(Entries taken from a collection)
•••

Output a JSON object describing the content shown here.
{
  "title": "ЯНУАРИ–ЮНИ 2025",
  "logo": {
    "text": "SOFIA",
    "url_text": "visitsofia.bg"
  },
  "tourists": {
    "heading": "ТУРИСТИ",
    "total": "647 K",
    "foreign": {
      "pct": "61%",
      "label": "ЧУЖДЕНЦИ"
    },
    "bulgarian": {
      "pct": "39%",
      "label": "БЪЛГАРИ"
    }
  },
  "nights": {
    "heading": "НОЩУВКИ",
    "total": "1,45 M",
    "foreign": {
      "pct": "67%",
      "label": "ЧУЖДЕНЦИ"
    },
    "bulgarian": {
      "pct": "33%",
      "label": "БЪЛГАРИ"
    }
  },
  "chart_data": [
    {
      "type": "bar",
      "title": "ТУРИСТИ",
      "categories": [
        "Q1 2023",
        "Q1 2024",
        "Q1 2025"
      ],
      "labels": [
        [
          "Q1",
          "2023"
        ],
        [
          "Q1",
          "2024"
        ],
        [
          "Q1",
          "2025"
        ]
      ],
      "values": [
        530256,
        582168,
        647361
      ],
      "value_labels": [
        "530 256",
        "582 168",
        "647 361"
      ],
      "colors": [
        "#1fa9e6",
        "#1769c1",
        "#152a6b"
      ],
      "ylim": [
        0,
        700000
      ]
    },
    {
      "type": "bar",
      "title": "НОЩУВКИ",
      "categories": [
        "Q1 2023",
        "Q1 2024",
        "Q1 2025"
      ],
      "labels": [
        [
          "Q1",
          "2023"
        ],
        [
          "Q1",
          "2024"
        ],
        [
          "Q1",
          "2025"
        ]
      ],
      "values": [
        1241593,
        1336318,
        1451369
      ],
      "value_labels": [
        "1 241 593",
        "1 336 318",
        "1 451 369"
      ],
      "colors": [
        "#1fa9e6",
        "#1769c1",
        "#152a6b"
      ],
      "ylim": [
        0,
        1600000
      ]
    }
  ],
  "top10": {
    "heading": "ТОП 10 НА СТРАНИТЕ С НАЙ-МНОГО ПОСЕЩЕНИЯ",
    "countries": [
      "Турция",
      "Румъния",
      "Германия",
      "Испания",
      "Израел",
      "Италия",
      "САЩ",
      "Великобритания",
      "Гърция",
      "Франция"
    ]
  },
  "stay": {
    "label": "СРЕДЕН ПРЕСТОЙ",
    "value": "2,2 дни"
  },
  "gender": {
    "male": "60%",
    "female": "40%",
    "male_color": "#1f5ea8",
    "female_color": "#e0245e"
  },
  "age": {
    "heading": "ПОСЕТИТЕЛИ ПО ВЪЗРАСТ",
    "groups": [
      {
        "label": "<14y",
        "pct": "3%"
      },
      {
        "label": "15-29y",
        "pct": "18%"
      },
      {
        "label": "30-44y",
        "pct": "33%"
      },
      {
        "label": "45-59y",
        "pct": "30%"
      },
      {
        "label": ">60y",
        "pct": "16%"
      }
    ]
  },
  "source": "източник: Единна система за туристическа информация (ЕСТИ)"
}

•••

What you should do - Copy down the material exactly as written.

Solution -
Output a JSON object describing the content shown here.
{
  "title": "ЯНУАРИ–ЮНИ 2025",
  "logo": {
    "text": "SOFIA",
    "url_text": "visitsofia.bg"
  },
  "tourists": {
    "heading": "ТУРИСТИ",
    "total": "647 K",
    "foreign": {
      "pct": "61%",
      "label": "ЧУЖДЕНЦИ"
    },
    "bulgarian": {
      "pct": "39%",
      "label": "БЪЛГАРИ"
    }
  },
  "nights": {
    "heading": "НОЩУВКИ",
    "total": "1,45 M",
    "foreign": {
      "pct": "67%",
      "label": "ЧУЖДЕНЦИ"
    },
    "bulgarian": {
      "pct": "33%",
      "label": "БЪЛГАРИ"
    }
  },
  "chart_data": [
    {
      "type": "bar",
      "title": "ТУРИСТИ",
      "categories": [
        "Q1 2023",
        "Q1 2024",
        "Q1 2025"
      ],
      "labels": [
        [
          "Q1",
          "2023"
        ],
        [
          "Q1",
          "2024"
        ],
        [
          "Q1",
          "2025"
        ]
      ],
      "values": [
        530256,
        582168,
        647361
      ],
      "value_labels": [
        "530 256",
        "582 168",
        "647 361"
      ],
      "colors": [
        "#1fa9e6",
        "#1769c1",
        "#152a6b"
      ],
      "ylim": [
        0,
        700000
      ]
    },
    {
      "type": "bar",
      "title": "НОЩУВКИ",
      "categories": [
        "Q1 2023",
        "Q1 2024",
        "Q1 2025"
      ],
      "labels": [
        [
          "Q1",
          "2023"
        ],
        [
          "Q1",
          "2024"
        ],
        [
          "Q1",
          "2025"
        ]
      ],
      "values": [
        1241593,
        1336318,
        1451369
      ],
      "value_labels": [
        "1 241 593",
        "1 336 318",
        "1 451 369"
      ],
      "colors": [
        "#1fa9e6",
        "#1769c1",
        "#152a6b"
      ],
      "ylim": [
        0,
        1600000
      ]
    }
  ],
  "top10": {
    "heading": "ТОП 10 НА СТРАНИТЕ С НАЙ-МНОГО ПОСЕЩЕНИЯ",
    "countries": [
      "Турция",
      "Румъния",
      "Германия",
      "Испания",
      "Израел",
      "Италия",
      "САЩ",
      "Великобритания",
      "Гърция",
      "Франция"
    ]
  },
  "stay": {
    "label": "СРЕДЕН ПРЕСТОЙ",
    "value": "2,2 дни"
  },
  "gender": {
    "male": "60%",
    "female": "40%",
    "male_color": "#1f5ea8",
    "female_color": "#e0245e"
  },
  "age": {
    "heading": "ПОСЕТИТЕЛИ ПО ВЪЗРАСТ",
    "groups": [
      {
        "label": "<14y",
        "pct": "3%"
      },
      {
        "label": "15-29y",
        "pct": "18%"
      },
      {
        "label": "30-44y",
        "pct": "33%"
      },
      {
        "label": "45-59y",
        "pct": "30%"
      },
      {
        "label": ">60y",
        "pct": "16%"
      }
    ]
  },
  "source": "източник: Единна система за туристическа информация (ЕСТИ)"
}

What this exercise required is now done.